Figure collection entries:

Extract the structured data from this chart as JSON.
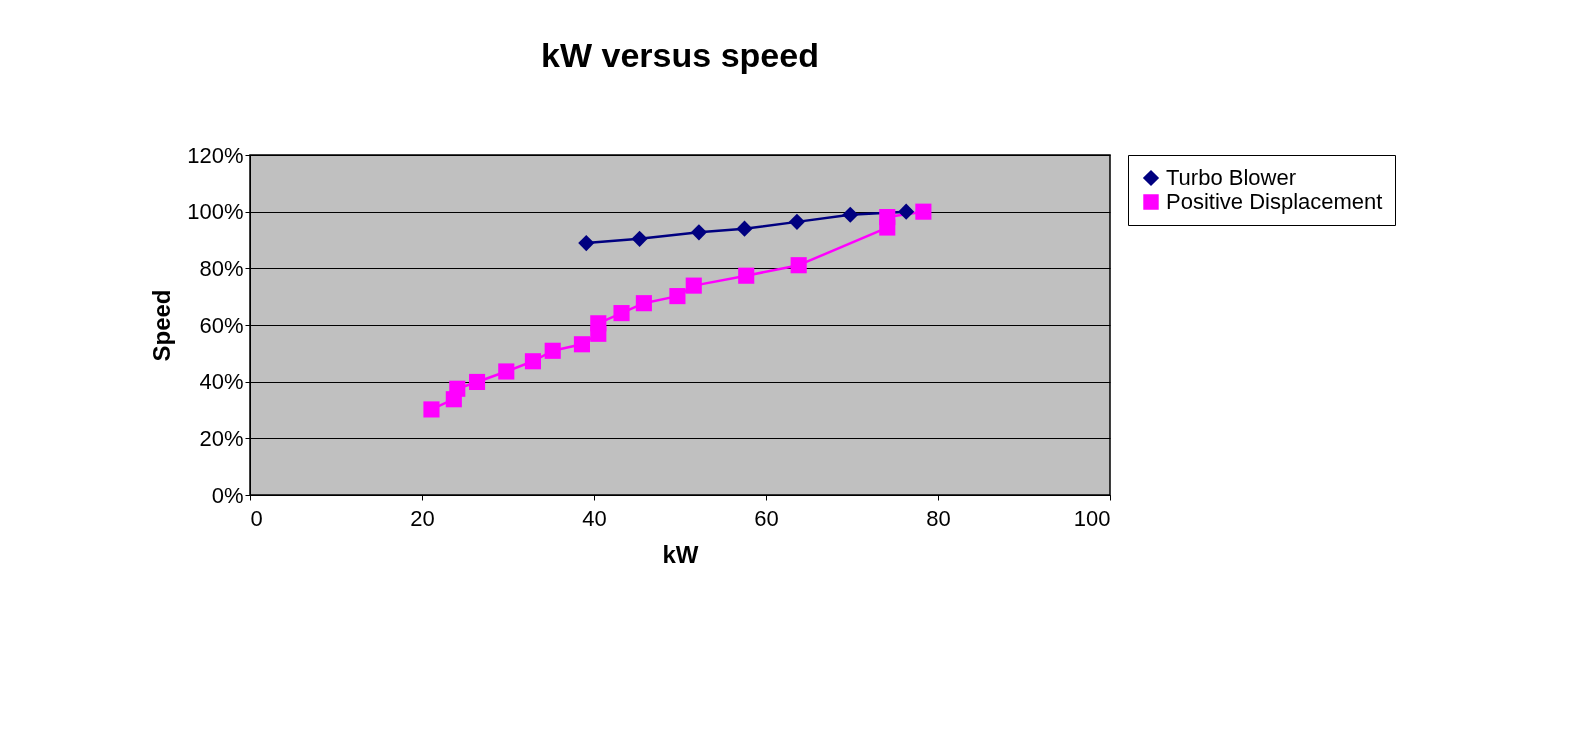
{
  "chart_data": {
    "type": "line",
    "title": "kW versus speed",
    "xlabel": "kW",
    "ylabel": "Speed",
    "xlim": [
      0,
      100
    ],
    "xticks": [
      0,
      20,
      40,
      60,
      80,
      100
    ],
    "ylim": [
      0,
      120
    ],
    "yticks": [
      {
        "value": 0,
        "label": "0%"
      },
      {
        "value": 20,
        "label": "20%"
      },
      {
        "value": 40,
        "label": "40%"
      },
      {
        "value": 60,
        "label": "60%"
      },
      {
        "value": 80,
        "label": "80%"
      },
      {
        "value": 100,
        "label": "100%"
      },
      {
        "value": 120,
        "label": "120%"
      }
    ],
    "grid": "y",
    "legend": "right",
    "series": [
      {
        "name": "Turbo Blower",
        "color": "#000080",
        "marker": "diamond",
        "x": [
          39.1,
          45.3,
          52.2,
          57.5,
          63.6,
          69.8,
          76.3
        ],
        "values": [
          88.9,
          90.4,
          92.7,
          94.0,
          96.4,
          98.9,
          100
        ]
      },
      {
        "name": "Positive Displacement",
        "color": "#ff00ff",
        "marker": "square",
        "x": [
          21.1,
          23.7,
          24.1,
          26.4,
          29.8,
          32.9,
          35.2,
          38.6,
          40.5,
          40.5,
          43.2,
          45.8,
          49.7,
          51.6,
          57.7,
          63.8,
          74.1,
          74.1,
          78.3
        ],
        "values": [
          30.2,
          33.8,
          37.5,
          39.9,
          43.6,
          47.2,
          50.9,
          53.2,
          56.9,
          60.6,
          64.2,
          67.7,
          70.2,
          73.9,
          77.4,
          81.1,
          94.4,
          98.1,
          100
        ]
      }
    ]
  }
}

■ **Goal**: Reproduce the material above verbatim; omit every picture.

■ **Problem solution**:
Extract the structured data from this chart as JSON.
{
  "chart_data": {
    "type": "line",
    "title": "kW versus speed",
    "xlabel": "kW",
    "ylabel": "Speed",
    "xlim": [
      0,
      100
    ],
    "xticks": [
      0,
      20,
      40,
      60,
      80,
      100
    ],
    "ylim": [
      0,
      120
    ],
    "yticks": [
      {
        "value": 0,
        "label": "0%"
      },
      {
        "value": 20,
        "label": "20%"
      },
      {
        "value": 40,
        "label": "40%"
      },
      {
        "value": 60,
        "label": "60%"
      },
      {
        "value": 80,
        "label": "80%"
      },
      {
        "value": 100,
        "label": "100%"
      },
      {
        "value": 120,
        "label": "120%"
      }
    ],
    "grid": "y",
    "legend": "right",
    "series": [
      {
        "name": "Turbo Blower",
        "color": "#000080",
        "marker": "diamond",
        "x": [
          39.1,
          45.3,
          52.2,
          57.5,
          63.6,
          69.8,
          76.3
        ],
        "values": [
          88.9,
          90.4,
          92.7,
          94.0,
          96.4,
          98.9,
          100
        ]
      },
      {
        "name": "Positive Displacement",
        "color": "#ff00ff",
        "marker": "square",
        "x": [
          21.1,
          23.7,
          24.1,
          26.4,
          29.8,
          32.9,
          35.2,
          38.6,
          40.5,
          40.5,
          43.2,
          45.8,
          49.7,
          51.6,
          57.7,
          63.8,
          74.1,
          74.1,
          78.3
        ],
        "values": [
          30.2,
          33.8,
          37.5,
          39.9,
          43.6,
          47.2,
          50.9,
          53.2,
          56.9,
          60.6,
          64.2,
          67.7,
          70.2,
          73.9,
          77.4,
          81.1,
          94.4,
          98.1,
          100
        ]
      }
    ]
  }
}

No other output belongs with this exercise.